==== Provided information ====
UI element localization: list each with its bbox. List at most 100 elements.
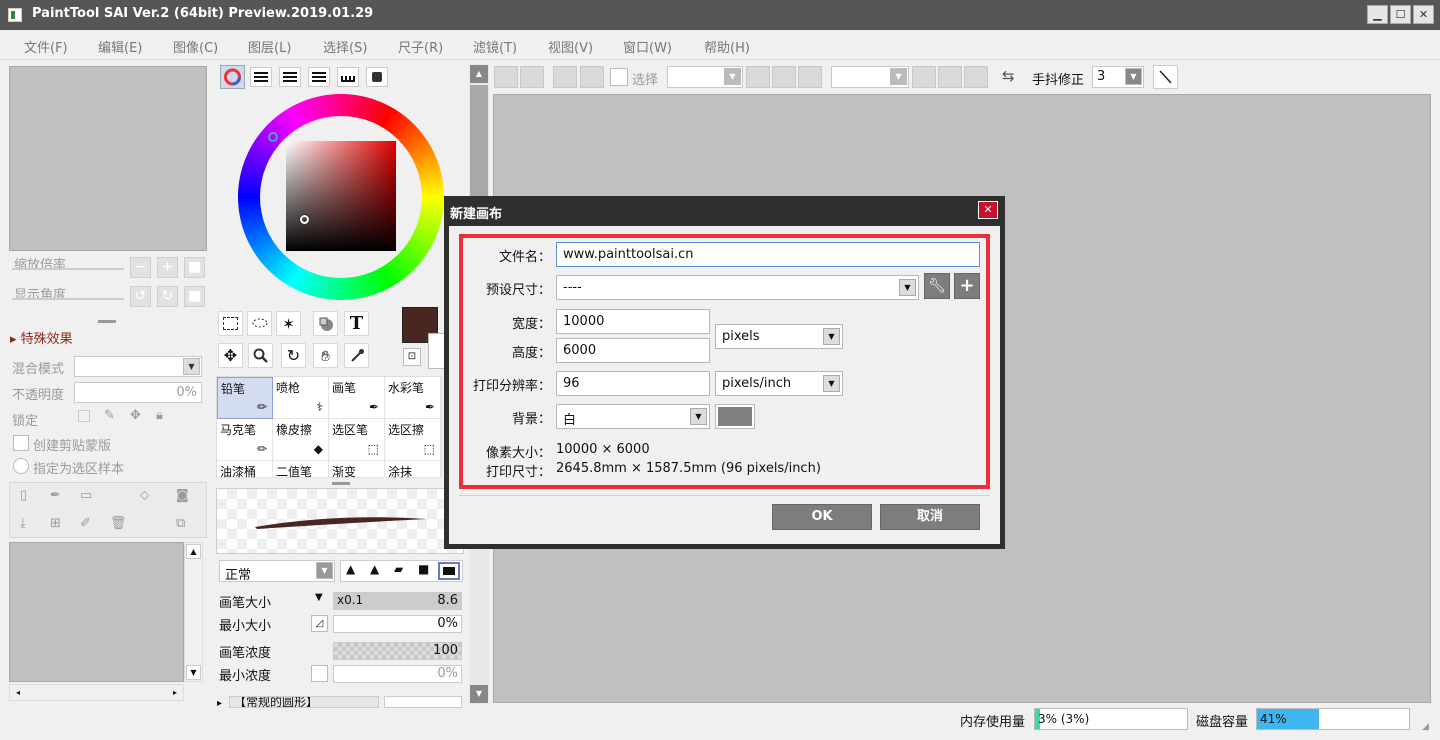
preset-settings-button[interactable]: 🔧︎ [924,273,950,299]
unit-select[interactable]: pixels ▼ [715,324,843,349]
brush-shape-select[interactable]: 【常规的圆形】 [229,696,379,708]
hue-cursor[interactable] [268,132,278,142]
min-size-slider[interactable]: 0% [333,615,462,633]
opacity-slider[interactable]: 0% [74,382,202,403]
menu-layer[interactable]: 图层(L) [248,37,291,56]
brush-pencil[interactable]: 铅笔 ✏ [217,377,273,419]
delete-layer-icon[interactable]: 🗑︎ [110,516,127,531]
edge-hard-icon[interactable]: ▰ [394,562,403,576]
menu-window[interactable]: 窗口(W) [623,37,672,56]
width-input[interactable]: 10000 [556,309,710,334]
lock-move-icon[interactable]: ✥ [130,408,141,423]
menu-filter[interactable]: 滤镜(T) [473,37,517,56]
new-folder-icon[interactable]: ▭ [80,488,92,503]
pressure-density-checkbox[interactable] [311,665,328,682]
brush-airbrush[interactable]: 喷枪 ⚕ [273,377,329,419]
color-tab-scratchpad[interactable] [366,67,388,87]
lock-all-icon[interactable]: 🔒︎ [156,408,163,423]
rotate-left-button[interactable]: ↺ [130,286,151,307]
merge-all-icon[interactable]: ⧉ [176,516,185,531]
color-tab-mixer[interactable] [308,67,330,87]
lock-transparency-icon[interactable] [78,410,90,422]
selection-mode-select[interactable]: ▼ [667,66,743,88]
tool-rotate[interactable]: ↻ [281,343,306,368]
color-tab-wheel[interactable] [220,65,245,89]
navigator-preview[interactable] [9,66,207,251]
panel-divider[interactable] [98,320,116,323]
brush-gradient[interactable]: 渐变 [329,461,385,479]
lock-paint-icon[interactable]: ✎ [104,408,115,423]
tool-text[interactable]: T [344,311,369,336]
layer-effect-icon[interactable]: ⬦ [140,488,149,503]
menu-help[interactable]: 帮助(H) [704,37,750,56]
menu-select[interactable]: 选择(S) [323,37,367,56]
new-linework-icon[interactable]: ✒ [50,488,61,503]
brush-brush[interactable]: 画笔 ✒ [329,377,385,419]
zoom-out-button[interactable]: − [130,257,151,278]
ok-button[interactable]: OK [772,504,872,530]
saturation-value-square[interactable] [286,141,396,251]
bg-select[interactable]: 白 ▼ [556,404,710,429]
edge-soft-icon[interactable]: ▲ [346,562,355,576]
cancel-button[interactable]: 取消 [880,504,980,530]
merge-down-icon[interactable]: ⊞ [50,516,61,531]
layer-list-hscroll[interactable]: ◂ ▸ [9,684,184,701]
edge-full-icon[interactable] [438,562,460,580]
flip-icon[interactable]: ⇆ [1002,67,1015,85]
redo-button[interactable] [520,66,544,88]
brush-smudge[interactable]: 涂抹 [385,461,441,479]
dpi-unit-select[interactable]: pixels/inch ▼ [715,371,843,396]
brush-texture-select[interactable] [384,696,462,708]
mask-icon[interactable]: ◙ [176,488,189,503]
tool-lasso[interactable] [247,311,272,336]
tool-hand[interactable]: ✋︎ [313,343,338,368]
zoom-out-toolbar-button[interactable] [746,66,770,88]
blend-mode-select[interactable]: ▼ [74,356,202,377]
sv-cursor[interactable] [300,215,309,224]
preset-add-button[interactable]: + [954,273,980,299]
menu-view[interactable]: 视图(V) [548,37,593,56]
dpi-input[interactable]: 96 [556,371,710,396]
edge-medium-icon[interactable]: ▲ [370,562,379,576]
color-tab-hsv[interactable] [279,67,301,87]
sample-radio[interactable] [13,458,29,474]
maximize-button[interactable]: ☐ [1390,5,1411,24]
layer-list-vscroll[interactable]: ▲ ▼ [184,542,203,682]
zoom-slider[interactable] [12,268,124,270]
color-tab-rgb[interactable] [250,67,272,87]
zoom-reset-toolbar-button[interactable] [798,66,822,88]
brush-panel-divider[interactable] [332,482,350,485]
transfer-down-icon[interactable]: ⤓ [20,516,26,531]
menu-edit[interactable]: 编辑(E) [98,37,142,56]
select-checkbox[interactable] [610,68,628,86]
rotate-right-button[interactable]: ↻ [157,286,178,307]
straight-line-button[interactable] [1153,65,1178,89]
rotate-reset-button[interactable]: ■ [184,286,205,307]
rotate-left-toolbar-button[interactable] [912,66,936,88]
brush-watercolor[interactable]: 水彩笔 ✒ [385,377,441,419]
deselect-button[interactable] [553,66,577,88]
layer-list[interactable] [9,542,184,682]
menu-file[interactable]: 文件(F) [24,37,68,56]
undo-button[interactable] [494,66,518,88]
blend-mode-dropdown[interactable]: 正常 ▼ [219,560,335,583]
tool-shape[interactable] [313,311,338,336]
brush-bucket[interactable]: 油漆桶 [217,461,273,479]
close-button[interactable]: ✕ [1413,5,1434,24]
pressure-size-icon[interactable]: ◿ [311,615,328,632]
preset-select[interactable]: ---- ▼ [556,275,919,300]
rotate-slider[interactable] [12,298,124,300]
size-multiplier-dropdown-icon[interactable]: ▼ [315,592,323,603]
filename-input[interactable]: www.painttoolsai.cn [556,242,980,267]
brush-size-slider[interactable]: x0.1 8.6 [333,592,462,610]
brush-eraser[interactable]: 橡皮擦 ◆ [273,419,329,461]
min-density-slider[interactable]: 0% [333,665,462,683]
resize-grip-icon[interactable]: ◢ [1422,722,1429,732]
brush-select-pen[interactable]: 选区笔 ⬚ [329,419,385,461]
height-input[interactable]: 6000 [556,338,710,363]
brush-binary[interactable]: 二值笔 [273,461,329,479]
tool-magic-wand[interactable]: ✶ [276,311,301,336]
tool-eyedropper[interactable] [344,343,369,368]
clear-layer-icon[interactable]: ✐ [80,516,91,531]
clip-checkbox[interactable] [13,435,29,451]
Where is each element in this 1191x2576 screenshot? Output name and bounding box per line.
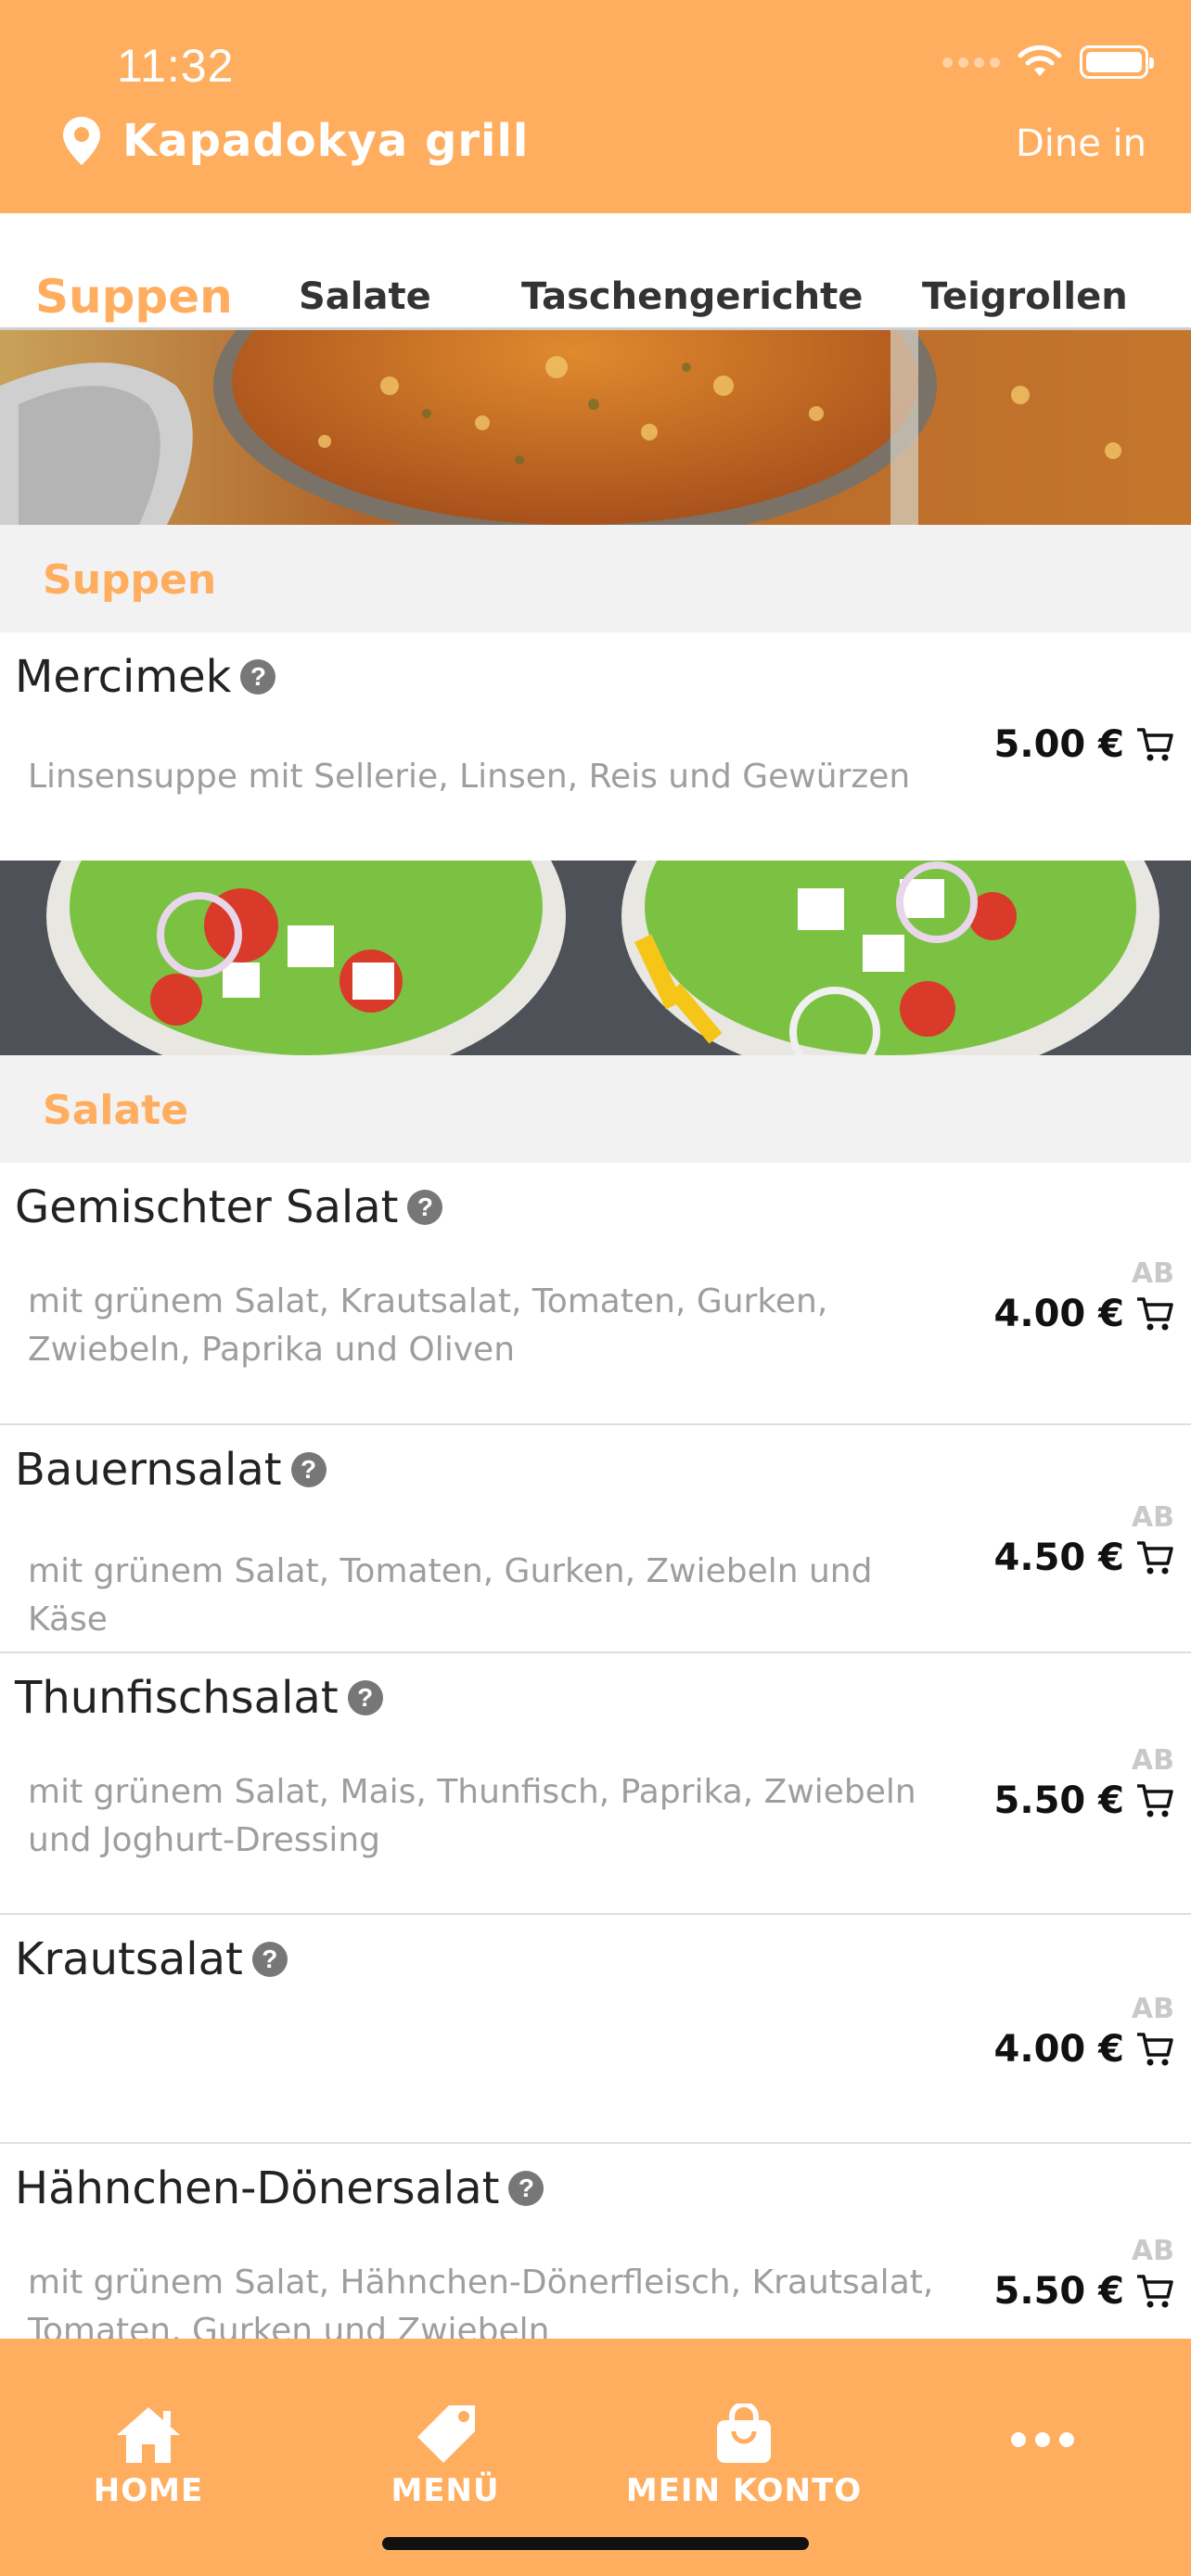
====
● **Prompt**: Write out the part of the data that opens with the line containing "preset-settings-button[interactable]: 🔧︎ [924,273,950,299]" and closes with the line containing "color-tab-wheel[interactable] [220,65,245,89]", with both of those lines included.

● **Solution**:
preset-settings-button[interactable]: 🔧︎ [924,273,950,299]
unit-select[interactable]: pixels ▼ [715,324,843,349]
brush-shape-select[interactable]: 【常规的圆形】 [229,696,379,708]
hue-cursor[interactable] [268,132,278,142]
min-size-slider[interactable]: 0% [333,615,462,633]
opacity-slider[interactable]: 0% [74,382,202,403]
menu-layer[interactable]: 图层(L) [248,37,291,56]
brush-pencil[interactable]: 铅笔 ✏ [217,377,273,419]
delete-layer-icon[interactable]: 🗑︎ [110,516,127,531]
edge-hard-icon[interactable]: ▰ [394,562,403,576]
menu-window[interactable]: 窗口(W) [623,37,672,56]
width-input[interactable]: 10000 [556,309,710,334]
lock-move-icon[interactable]: ✥ [130,408,141,423]
menu-filter[interactable]: 滤镜(T) [473,37,517,56]
new-folder-icon[interactable]: ▭ [80,488,92,503]
pressure-density-checkbox[interactable] [311,665,328,682]
brush-airbrush[interactable]: 喷枪 ⚕ [273,377,329,419]
color-tab-scratchpad[interactable] [366,67,388,87]
lock-all-icon[interactable]: 🔒︎ [156,408,163,423]
rotate-left-button[interactable]: ↺ [130,286,151,307]
merge-all-icon[interactable]: ⧉ [176,516,185,531]
color-tab-mixer[interactable] [308,67,330,87]
lock-transparency-icon[interactable] [78,410,90,422]
selection-mode-select[interactable]: ▼ [667,66,743,88]
tool-rotate[interactable]: ↻ [281,343,306,368]
color-tab-wheel[interactable] [220,65,245,89]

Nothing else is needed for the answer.